Tasks –
(a) Answer these questions using the figure legend on DOT1L and pulmonary fibrosis below:
(i) For how many days were the mice subjected to bleomycin?
(ii) Which score was used to evaluate the pulmonary fibrosis stained by Masson's trichrome?
(iii) What scale bar is given for the immunohistochemistry staining of MMP9?
(b) Condense the paragraph of the figure legend on DOT1L and pulmonary fibrosis that begins "WT and Dot1l^+/− mice were subjected to bleomycin" into a bulleted list, keeping its main facts.
====== Document passage ======
Fig. 4: DOT1L heterozygote mice is insensitive to the development of pulmonary fibrosis.

WT and Dot1l^+/− mice were subjected to bleomycin for 14 days. A Representative hematoxylin and eosin (H&E) staining of lung sections from bleomycin-induced wild-type (WT) or Dot1l^+/− mice, scale bars: 20 μm. The detailed Szapiel score is shown on the right panel. B Representative Masson’s trichrome staining of lung sections from bleomycin-induced wild-type (WT) or Dot1l^+/− mice, scale bars: 100 μm. The pulmonary fibrosis stained by Masson’s trichrome staining was evaluated according to the Ashcroft score on the right panel. C Expression levels of pulmonary fibrosis markers (FN, CTGF, α-SMA, Collagen I/III, and MMP2/9) in lung tissue of bleomycin-induced WT or Dot1l^+/− mice, as detected by western blot. D Representative immunohistochemistry staining of MMP9 in the lung sections from bleomycin-induced WT or Dot1l^+/− mice, scale bars: 50 μm. E The immunofluorescence double staining with anti-DOT1L and anti-CTGF in lung sections of bleomycin-induced WT or Dot1l^+/− mice, scale bars: 20 μm. All data are presented as mean ± S.D.; n = 6–10/group, ^###p < 0.001 compared with the sham-WT group; *p < 0.05, ***p < 0.001 compared with the Bleomycin-WT group.
====== Data shown ======
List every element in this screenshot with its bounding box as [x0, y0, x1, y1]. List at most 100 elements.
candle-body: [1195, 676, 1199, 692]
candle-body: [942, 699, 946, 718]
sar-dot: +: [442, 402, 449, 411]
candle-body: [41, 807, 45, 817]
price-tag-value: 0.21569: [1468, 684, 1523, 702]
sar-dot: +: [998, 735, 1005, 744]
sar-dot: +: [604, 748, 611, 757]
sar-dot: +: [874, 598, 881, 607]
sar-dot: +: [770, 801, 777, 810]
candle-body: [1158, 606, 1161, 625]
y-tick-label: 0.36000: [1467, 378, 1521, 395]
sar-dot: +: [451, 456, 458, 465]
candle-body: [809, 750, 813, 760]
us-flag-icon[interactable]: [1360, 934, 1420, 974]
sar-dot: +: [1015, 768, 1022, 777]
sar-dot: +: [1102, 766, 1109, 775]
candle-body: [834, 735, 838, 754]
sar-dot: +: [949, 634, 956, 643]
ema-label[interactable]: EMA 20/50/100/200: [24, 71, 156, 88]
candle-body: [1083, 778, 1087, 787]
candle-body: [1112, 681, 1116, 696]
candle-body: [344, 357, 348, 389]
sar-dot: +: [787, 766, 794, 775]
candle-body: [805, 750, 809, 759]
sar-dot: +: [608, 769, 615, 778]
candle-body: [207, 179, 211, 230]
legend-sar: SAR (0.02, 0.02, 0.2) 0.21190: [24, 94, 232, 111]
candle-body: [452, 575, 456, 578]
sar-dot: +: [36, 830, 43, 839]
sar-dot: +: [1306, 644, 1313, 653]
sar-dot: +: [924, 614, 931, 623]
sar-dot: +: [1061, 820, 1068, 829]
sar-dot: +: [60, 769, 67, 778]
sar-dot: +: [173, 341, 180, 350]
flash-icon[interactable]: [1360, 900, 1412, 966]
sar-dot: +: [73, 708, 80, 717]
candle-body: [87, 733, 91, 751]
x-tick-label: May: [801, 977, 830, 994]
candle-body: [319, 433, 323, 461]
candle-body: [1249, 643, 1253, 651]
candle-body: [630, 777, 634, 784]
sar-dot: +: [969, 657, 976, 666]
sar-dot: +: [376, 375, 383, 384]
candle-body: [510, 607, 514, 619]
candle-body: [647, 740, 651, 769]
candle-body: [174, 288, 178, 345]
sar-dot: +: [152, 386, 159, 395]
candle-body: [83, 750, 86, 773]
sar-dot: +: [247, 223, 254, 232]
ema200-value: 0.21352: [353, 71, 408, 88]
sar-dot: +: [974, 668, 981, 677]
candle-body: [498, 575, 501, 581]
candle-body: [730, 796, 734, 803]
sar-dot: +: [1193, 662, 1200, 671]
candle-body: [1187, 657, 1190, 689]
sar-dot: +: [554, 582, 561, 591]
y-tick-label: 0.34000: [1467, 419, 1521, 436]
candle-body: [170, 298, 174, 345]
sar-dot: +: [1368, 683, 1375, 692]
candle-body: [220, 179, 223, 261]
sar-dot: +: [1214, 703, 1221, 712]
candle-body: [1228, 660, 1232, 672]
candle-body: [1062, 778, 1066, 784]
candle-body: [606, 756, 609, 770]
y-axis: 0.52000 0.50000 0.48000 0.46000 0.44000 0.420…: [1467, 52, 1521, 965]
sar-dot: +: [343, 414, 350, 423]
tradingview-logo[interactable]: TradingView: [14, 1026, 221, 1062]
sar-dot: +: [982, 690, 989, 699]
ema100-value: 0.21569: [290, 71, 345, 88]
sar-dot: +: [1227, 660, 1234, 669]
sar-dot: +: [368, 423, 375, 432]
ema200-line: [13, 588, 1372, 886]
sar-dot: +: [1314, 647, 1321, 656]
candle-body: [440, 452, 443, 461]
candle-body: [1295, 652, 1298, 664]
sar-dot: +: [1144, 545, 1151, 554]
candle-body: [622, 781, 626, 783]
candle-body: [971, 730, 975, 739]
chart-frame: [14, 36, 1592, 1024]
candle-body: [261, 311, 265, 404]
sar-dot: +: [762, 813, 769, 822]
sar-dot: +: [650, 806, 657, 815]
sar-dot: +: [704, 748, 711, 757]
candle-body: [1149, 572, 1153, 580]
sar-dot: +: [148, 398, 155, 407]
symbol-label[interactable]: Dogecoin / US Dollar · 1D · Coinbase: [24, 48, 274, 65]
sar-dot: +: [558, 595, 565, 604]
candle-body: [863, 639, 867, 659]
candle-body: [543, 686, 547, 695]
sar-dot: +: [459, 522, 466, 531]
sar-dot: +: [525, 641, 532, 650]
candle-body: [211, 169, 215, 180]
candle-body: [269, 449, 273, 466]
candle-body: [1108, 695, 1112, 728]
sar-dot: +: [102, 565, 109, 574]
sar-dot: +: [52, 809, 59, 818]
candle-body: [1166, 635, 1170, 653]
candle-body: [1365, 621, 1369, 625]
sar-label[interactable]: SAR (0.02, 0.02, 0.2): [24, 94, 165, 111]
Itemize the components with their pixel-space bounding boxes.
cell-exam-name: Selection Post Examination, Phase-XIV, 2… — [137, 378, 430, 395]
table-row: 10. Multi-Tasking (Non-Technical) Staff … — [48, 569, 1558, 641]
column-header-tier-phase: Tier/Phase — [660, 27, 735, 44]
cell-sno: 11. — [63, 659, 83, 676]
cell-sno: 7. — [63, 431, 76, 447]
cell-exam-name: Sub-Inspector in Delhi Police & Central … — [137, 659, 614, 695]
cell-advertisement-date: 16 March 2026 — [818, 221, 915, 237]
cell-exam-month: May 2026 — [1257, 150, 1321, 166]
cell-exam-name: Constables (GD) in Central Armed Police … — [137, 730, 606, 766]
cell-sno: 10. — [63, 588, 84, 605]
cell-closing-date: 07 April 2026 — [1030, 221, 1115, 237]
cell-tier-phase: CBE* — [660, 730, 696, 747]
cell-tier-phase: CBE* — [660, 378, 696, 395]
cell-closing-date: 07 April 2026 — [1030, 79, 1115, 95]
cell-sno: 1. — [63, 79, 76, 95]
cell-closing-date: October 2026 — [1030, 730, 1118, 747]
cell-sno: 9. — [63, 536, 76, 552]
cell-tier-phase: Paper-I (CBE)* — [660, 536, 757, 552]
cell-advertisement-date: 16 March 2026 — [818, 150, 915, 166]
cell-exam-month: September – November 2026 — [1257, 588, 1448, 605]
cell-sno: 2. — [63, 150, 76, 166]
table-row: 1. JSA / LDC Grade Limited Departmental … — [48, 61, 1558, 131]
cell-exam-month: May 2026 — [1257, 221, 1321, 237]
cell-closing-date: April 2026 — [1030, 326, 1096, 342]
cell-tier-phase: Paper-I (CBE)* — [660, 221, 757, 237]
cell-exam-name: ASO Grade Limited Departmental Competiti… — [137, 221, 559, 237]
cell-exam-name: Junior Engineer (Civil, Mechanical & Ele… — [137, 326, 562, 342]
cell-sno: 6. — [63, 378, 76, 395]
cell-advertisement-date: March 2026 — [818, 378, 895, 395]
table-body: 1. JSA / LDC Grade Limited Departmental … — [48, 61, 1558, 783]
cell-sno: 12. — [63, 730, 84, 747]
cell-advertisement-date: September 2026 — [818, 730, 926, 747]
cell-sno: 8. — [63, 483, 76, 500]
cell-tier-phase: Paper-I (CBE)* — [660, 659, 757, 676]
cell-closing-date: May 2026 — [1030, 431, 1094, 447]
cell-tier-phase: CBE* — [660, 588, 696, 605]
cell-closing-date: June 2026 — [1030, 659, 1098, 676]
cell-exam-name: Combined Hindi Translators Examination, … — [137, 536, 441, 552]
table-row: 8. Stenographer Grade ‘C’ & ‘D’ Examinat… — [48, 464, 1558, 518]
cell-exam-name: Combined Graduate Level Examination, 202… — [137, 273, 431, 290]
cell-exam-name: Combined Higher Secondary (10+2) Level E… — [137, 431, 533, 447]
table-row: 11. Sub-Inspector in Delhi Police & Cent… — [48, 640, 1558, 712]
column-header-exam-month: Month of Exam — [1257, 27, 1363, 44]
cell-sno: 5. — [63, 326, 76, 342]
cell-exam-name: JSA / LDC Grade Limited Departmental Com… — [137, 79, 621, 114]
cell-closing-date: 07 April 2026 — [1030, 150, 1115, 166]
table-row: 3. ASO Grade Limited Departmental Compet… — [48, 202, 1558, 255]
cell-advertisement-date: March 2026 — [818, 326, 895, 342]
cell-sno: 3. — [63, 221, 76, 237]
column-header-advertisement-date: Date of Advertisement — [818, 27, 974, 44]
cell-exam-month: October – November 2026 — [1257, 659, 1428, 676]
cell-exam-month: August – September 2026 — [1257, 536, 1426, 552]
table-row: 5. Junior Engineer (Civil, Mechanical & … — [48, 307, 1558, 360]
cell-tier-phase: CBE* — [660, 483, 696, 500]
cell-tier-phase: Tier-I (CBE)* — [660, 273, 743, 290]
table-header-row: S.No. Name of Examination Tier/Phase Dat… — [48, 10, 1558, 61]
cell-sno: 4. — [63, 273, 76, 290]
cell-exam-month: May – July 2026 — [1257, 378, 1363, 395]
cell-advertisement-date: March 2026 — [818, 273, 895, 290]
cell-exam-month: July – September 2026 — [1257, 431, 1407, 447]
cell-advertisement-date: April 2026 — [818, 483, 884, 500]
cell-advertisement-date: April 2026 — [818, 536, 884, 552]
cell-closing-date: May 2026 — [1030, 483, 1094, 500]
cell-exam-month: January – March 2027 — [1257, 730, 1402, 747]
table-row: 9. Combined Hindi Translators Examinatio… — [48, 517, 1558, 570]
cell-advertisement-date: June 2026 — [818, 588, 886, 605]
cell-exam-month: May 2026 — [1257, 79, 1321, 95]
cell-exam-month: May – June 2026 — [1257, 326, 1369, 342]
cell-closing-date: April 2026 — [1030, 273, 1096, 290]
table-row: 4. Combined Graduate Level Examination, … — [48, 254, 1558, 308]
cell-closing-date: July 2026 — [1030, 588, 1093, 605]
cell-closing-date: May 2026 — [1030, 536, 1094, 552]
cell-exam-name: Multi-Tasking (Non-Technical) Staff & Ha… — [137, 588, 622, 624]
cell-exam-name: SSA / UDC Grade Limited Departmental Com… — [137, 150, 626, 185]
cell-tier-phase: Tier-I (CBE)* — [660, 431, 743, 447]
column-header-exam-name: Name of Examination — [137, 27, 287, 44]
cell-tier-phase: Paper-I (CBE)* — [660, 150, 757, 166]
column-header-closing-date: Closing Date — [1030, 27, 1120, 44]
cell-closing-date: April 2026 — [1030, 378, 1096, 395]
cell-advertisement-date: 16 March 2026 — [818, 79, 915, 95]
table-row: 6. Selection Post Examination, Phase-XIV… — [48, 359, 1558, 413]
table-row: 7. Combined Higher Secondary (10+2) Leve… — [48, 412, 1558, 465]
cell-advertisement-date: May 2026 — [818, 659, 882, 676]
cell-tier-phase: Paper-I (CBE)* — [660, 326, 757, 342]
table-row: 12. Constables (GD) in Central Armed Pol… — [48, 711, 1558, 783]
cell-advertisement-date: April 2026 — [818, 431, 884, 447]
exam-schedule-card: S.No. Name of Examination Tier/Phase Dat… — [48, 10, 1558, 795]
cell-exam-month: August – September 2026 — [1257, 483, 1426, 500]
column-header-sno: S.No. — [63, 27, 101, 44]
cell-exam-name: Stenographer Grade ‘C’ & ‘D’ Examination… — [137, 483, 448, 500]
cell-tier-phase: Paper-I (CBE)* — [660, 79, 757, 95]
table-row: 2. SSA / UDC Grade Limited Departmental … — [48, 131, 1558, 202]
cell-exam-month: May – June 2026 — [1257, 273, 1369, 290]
======
Responses by item number –
(a)
(i) 14 days.
(ii) The Ashcroft score.
(iii) 50 μm.

(b)
- Setup: WT and Dot1l^+/− mice were given bleomycin for 14 days.
- A: H&E staining of lung sections (scale bars 20 μm), with the Szapiel score on the right panel.
- B: Masson's trichrome staining of lung sections (scale bars 100 μm), with fibrosis evaluated by the Ashcroft score on the right panel.
- C: Western blot of pulmonary fibrosis markers (FN, CTGF, α-SMA, Collagen I/III, MMP2/9) in lung tissue.
- D: Immunohistochemistry staining of MMP9 in lung sections (scale bars 50 μm).
- E: Immunofluorescence double staining with anti-DOT1L and anti-CTGF in lung sections (scale bars 20 μm).
- Statistics: mean ± S.D.; n = 6–10/group; ^###p < 0.001 vs. sham-WT; *p < 0.05 and ***p < 0.001 vs. Bleomycin-WT.